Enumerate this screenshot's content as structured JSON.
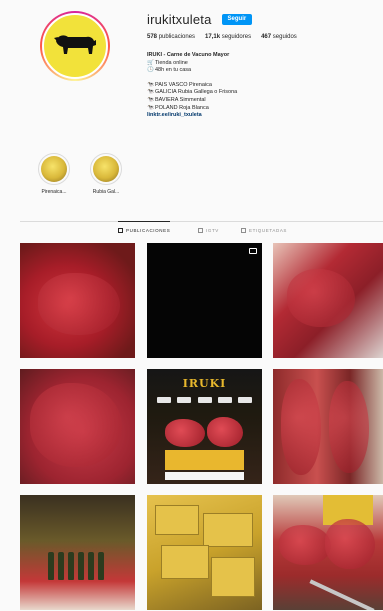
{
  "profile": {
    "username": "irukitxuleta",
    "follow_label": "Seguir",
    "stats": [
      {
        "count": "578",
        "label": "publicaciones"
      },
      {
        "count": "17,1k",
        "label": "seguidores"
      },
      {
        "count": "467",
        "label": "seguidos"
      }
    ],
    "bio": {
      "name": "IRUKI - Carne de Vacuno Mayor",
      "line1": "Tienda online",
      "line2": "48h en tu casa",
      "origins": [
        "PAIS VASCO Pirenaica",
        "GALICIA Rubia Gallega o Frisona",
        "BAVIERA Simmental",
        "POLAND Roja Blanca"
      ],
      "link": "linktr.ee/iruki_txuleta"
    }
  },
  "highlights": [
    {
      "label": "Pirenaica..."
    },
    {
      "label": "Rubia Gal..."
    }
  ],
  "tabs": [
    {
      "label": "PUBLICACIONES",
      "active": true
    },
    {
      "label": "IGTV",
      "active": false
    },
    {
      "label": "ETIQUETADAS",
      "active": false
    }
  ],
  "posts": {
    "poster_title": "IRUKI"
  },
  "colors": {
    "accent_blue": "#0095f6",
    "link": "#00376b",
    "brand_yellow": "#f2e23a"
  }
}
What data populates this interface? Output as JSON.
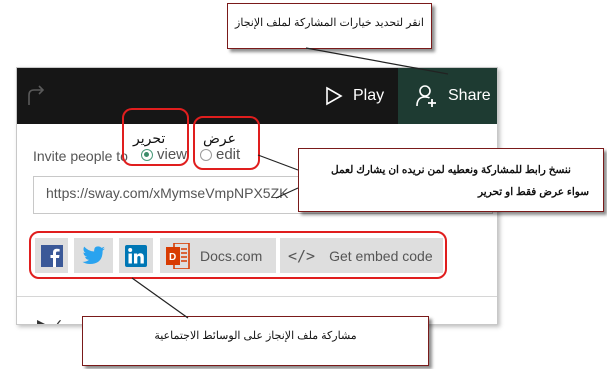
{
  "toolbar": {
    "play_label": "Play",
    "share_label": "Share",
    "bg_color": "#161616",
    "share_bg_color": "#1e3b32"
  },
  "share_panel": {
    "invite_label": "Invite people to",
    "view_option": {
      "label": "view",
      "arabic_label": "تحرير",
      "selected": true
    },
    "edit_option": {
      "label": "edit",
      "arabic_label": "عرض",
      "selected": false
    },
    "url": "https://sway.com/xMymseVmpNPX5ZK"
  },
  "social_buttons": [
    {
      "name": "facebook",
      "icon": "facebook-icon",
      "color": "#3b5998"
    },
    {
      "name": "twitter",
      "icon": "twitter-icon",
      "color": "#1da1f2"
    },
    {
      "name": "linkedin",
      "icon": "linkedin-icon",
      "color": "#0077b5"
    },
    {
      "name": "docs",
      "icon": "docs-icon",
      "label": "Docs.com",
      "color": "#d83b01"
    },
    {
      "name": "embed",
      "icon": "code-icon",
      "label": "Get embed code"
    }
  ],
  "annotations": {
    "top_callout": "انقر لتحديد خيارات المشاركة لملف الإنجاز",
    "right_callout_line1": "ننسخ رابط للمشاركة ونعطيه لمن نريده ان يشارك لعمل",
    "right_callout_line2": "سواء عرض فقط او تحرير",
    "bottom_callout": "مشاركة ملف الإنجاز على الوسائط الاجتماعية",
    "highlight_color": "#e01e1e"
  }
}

---

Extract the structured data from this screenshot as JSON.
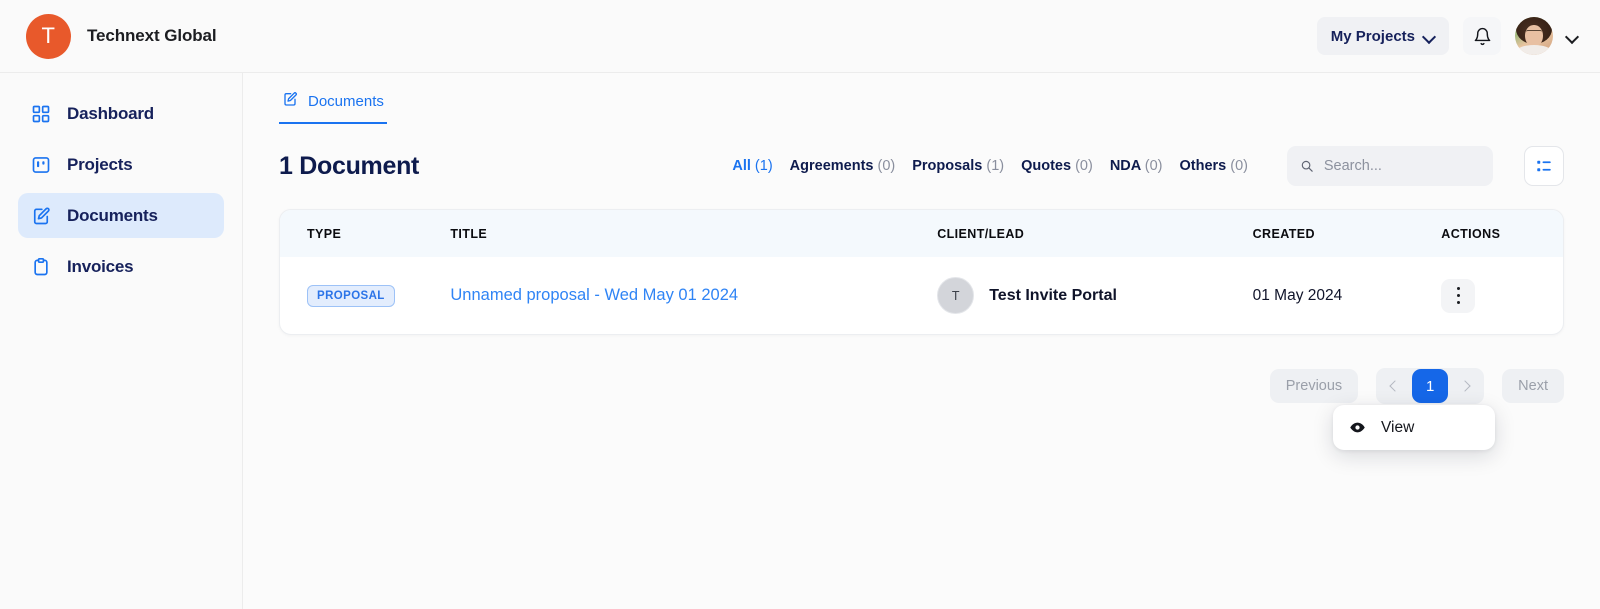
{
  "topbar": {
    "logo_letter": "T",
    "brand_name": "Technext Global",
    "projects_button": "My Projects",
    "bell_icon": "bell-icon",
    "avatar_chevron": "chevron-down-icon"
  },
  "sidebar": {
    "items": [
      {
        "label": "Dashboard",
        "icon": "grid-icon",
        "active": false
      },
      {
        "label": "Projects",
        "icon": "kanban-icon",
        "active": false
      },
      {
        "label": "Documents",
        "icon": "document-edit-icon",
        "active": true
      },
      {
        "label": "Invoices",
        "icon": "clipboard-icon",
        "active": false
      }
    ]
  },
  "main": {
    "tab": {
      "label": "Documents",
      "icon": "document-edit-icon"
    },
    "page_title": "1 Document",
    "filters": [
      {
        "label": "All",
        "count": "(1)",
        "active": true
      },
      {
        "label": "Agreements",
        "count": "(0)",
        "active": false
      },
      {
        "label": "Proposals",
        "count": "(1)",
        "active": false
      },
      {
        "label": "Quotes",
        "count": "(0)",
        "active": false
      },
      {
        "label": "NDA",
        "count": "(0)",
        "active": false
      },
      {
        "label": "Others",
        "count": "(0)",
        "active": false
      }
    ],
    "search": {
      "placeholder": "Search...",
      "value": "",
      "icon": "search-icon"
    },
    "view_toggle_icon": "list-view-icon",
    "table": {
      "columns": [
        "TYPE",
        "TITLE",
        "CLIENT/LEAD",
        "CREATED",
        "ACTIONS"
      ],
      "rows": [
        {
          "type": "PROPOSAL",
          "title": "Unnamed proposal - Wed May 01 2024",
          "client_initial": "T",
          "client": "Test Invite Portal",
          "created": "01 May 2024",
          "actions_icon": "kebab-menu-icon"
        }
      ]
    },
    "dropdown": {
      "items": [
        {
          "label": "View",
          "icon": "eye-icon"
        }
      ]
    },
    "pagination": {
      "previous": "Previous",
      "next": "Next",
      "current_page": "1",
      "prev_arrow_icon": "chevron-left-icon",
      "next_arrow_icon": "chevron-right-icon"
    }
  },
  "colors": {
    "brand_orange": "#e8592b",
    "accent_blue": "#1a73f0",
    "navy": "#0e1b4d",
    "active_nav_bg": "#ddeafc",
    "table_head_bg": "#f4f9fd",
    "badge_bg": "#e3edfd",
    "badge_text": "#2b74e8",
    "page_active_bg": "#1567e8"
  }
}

...

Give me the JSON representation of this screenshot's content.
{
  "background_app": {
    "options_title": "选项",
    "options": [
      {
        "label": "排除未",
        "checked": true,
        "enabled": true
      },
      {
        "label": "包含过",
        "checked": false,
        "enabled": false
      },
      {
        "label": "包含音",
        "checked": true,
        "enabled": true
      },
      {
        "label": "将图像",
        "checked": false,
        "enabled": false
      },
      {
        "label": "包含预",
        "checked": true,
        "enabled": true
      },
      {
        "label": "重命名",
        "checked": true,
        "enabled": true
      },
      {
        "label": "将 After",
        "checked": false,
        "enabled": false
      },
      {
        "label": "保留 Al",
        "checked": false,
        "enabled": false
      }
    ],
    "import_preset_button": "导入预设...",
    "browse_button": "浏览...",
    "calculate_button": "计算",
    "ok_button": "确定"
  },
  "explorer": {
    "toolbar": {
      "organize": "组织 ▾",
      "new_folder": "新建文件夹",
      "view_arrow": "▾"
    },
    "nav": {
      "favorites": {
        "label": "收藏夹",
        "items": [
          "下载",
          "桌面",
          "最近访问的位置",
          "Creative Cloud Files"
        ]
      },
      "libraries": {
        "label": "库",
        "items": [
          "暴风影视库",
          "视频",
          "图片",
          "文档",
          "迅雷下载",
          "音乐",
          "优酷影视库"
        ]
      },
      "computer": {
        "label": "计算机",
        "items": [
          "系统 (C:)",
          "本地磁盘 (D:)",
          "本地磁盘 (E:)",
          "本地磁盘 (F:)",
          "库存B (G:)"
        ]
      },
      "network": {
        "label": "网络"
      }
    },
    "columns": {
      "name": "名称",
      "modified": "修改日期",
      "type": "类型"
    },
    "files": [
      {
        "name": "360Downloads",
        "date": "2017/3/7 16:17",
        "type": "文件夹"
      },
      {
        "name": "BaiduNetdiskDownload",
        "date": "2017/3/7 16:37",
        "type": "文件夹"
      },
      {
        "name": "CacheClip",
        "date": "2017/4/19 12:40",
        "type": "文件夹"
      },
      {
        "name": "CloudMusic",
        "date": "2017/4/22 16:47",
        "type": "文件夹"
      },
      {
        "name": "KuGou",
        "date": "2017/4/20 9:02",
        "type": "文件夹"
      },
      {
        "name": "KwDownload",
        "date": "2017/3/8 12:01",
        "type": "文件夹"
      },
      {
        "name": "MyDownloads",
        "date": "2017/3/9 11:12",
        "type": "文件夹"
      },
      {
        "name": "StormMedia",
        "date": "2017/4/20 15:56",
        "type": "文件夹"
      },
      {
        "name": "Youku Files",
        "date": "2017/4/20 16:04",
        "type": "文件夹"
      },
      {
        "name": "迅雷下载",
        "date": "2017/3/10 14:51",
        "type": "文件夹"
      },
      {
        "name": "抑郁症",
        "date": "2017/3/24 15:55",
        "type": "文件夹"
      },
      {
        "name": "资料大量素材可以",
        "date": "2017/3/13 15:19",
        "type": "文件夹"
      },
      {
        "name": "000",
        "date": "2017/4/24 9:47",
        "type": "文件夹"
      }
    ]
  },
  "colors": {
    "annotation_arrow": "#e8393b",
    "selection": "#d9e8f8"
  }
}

EXERCISE DESCRIPTION:
Copy every line of the listing that includes the string "chevron".

THE ANSWER:
    "avatar_chevron": "chevron-down-icon"
      "prev_arrow_icon": "chevron-left-icon",
      "next_arrow_icon": "chevron-right-icon"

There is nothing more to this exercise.